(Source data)
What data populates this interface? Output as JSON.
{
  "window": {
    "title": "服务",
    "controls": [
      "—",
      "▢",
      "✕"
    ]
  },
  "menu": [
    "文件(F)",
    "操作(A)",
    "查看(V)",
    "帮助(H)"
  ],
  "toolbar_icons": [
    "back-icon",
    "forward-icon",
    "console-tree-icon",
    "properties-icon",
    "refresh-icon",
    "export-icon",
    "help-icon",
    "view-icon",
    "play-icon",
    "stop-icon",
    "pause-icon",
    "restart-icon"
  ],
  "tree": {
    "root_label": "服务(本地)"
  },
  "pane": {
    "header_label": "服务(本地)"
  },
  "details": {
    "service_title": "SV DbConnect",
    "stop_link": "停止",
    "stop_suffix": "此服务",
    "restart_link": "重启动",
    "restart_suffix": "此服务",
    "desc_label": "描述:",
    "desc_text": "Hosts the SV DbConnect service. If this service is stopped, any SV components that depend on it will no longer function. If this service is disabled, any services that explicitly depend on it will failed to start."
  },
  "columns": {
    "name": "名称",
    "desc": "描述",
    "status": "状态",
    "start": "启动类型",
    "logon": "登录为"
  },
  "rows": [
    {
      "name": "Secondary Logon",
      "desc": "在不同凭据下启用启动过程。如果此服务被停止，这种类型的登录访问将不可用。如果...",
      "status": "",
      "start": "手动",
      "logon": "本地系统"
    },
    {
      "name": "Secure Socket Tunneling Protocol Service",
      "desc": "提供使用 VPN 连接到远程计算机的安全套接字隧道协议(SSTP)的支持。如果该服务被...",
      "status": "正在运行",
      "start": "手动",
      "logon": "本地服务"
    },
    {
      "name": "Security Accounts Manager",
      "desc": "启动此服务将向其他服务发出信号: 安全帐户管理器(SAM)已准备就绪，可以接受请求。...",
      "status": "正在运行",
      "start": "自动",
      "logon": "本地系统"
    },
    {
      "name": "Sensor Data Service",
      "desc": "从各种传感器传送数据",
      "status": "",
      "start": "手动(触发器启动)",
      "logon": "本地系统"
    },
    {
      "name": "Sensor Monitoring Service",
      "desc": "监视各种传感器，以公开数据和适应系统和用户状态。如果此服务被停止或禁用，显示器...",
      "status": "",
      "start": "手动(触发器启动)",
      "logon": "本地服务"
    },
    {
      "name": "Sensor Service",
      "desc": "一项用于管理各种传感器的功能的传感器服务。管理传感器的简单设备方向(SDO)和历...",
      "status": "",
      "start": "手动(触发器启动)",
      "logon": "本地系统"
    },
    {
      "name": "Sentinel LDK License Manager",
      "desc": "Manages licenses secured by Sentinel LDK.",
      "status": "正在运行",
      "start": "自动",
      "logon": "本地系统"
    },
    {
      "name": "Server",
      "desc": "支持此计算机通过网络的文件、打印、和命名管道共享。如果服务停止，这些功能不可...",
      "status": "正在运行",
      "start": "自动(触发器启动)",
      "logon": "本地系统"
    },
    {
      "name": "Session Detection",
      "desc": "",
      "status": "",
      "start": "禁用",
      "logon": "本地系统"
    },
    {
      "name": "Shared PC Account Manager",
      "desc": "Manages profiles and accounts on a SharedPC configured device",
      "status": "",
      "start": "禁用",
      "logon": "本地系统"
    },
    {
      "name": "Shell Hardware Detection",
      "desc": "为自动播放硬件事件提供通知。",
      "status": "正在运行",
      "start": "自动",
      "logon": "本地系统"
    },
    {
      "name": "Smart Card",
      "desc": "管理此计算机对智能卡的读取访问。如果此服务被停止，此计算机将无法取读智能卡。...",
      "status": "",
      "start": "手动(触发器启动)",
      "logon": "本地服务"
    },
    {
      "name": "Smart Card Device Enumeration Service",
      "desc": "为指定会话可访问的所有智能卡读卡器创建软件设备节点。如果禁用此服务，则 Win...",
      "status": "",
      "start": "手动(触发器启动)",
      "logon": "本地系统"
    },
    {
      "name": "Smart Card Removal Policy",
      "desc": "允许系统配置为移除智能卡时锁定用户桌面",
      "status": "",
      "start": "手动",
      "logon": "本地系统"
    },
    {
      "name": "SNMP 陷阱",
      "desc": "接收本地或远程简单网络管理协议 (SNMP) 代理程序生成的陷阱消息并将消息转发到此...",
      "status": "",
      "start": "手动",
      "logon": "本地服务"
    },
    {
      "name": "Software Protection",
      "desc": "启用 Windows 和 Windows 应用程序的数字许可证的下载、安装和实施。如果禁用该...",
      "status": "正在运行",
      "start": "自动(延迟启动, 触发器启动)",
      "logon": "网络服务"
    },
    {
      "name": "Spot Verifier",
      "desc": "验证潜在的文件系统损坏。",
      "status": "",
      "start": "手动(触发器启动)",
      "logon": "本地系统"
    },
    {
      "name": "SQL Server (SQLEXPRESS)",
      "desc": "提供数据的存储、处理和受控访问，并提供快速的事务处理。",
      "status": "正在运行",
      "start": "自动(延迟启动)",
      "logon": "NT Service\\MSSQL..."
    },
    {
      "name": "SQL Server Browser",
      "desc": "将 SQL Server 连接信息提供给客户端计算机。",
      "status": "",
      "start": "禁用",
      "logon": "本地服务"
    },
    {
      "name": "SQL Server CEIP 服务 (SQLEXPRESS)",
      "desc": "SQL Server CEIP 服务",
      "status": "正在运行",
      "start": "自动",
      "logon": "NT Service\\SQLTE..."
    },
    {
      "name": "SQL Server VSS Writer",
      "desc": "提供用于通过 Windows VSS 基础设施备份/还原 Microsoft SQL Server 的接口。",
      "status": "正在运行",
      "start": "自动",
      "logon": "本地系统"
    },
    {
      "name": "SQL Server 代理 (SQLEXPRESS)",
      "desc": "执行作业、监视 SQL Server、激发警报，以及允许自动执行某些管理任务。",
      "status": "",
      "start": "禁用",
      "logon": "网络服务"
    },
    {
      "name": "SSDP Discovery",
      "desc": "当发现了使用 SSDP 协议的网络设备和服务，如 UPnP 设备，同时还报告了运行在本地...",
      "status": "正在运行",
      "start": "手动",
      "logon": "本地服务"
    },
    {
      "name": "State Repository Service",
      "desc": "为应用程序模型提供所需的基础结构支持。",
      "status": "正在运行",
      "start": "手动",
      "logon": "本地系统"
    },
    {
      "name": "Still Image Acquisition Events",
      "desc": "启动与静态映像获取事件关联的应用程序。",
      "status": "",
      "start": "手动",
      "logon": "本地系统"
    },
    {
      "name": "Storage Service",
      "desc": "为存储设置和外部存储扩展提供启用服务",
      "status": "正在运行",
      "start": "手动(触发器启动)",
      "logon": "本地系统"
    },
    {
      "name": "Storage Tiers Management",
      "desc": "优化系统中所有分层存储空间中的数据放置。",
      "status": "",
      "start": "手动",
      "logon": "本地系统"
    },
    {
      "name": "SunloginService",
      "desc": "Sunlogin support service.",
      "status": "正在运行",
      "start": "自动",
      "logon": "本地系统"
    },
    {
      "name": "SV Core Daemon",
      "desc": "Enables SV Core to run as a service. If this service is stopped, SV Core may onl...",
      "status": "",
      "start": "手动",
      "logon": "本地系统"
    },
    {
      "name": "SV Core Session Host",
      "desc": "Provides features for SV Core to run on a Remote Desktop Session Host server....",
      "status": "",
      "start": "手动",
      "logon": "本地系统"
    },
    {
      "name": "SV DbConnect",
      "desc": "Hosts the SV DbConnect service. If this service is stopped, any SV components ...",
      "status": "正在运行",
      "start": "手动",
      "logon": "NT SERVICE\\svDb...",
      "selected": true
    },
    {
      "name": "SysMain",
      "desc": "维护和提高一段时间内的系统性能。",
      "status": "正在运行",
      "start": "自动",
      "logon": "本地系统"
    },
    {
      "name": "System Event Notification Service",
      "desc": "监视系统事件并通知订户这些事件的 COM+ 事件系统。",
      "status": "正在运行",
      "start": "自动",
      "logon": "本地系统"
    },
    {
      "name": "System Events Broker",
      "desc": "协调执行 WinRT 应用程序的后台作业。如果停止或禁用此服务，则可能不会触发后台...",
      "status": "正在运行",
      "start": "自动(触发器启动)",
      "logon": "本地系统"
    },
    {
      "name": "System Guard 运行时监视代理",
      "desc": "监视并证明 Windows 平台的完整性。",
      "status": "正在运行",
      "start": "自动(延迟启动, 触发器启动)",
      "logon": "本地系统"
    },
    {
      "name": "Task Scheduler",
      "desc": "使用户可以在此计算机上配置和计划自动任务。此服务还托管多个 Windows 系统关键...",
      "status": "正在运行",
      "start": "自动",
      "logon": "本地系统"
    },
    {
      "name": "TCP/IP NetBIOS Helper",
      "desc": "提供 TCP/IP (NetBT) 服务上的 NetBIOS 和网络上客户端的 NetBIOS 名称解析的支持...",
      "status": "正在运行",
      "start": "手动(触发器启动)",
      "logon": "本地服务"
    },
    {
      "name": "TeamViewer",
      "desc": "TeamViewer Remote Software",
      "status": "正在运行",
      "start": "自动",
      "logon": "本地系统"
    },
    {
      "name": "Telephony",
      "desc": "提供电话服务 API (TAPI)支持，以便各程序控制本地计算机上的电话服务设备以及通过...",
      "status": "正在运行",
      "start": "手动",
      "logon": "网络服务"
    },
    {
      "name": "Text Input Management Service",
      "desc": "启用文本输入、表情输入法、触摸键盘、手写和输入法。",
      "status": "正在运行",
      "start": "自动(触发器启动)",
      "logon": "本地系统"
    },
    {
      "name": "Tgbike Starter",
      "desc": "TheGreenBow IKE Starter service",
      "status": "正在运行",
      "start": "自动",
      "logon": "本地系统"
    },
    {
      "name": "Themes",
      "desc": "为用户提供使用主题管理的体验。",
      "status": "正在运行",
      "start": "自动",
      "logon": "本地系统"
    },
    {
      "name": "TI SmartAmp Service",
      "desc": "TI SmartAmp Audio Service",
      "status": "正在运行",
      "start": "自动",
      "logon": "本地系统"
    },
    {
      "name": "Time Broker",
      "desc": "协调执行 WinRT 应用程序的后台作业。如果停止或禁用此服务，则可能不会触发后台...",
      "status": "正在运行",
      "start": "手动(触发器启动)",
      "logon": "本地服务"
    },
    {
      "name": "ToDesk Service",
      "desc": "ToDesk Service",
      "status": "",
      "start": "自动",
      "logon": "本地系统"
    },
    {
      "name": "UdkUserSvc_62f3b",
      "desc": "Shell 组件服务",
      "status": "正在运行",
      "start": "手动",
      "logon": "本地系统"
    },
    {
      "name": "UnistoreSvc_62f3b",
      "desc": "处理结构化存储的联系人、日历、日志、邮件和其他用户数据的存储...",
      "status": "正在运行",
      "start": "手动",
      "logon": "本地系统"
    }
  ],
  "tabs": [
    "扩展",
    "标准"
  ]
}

Task requirements -> Copy every line of the listing that contains the word "SNMP".

Problem solution ->
      "name": "SNMP 陷阱",
      "desc": "接收本地或远程简单网络管理协议 (SNMP) 代理程序生成的陷阱消息并将消息转发到此...",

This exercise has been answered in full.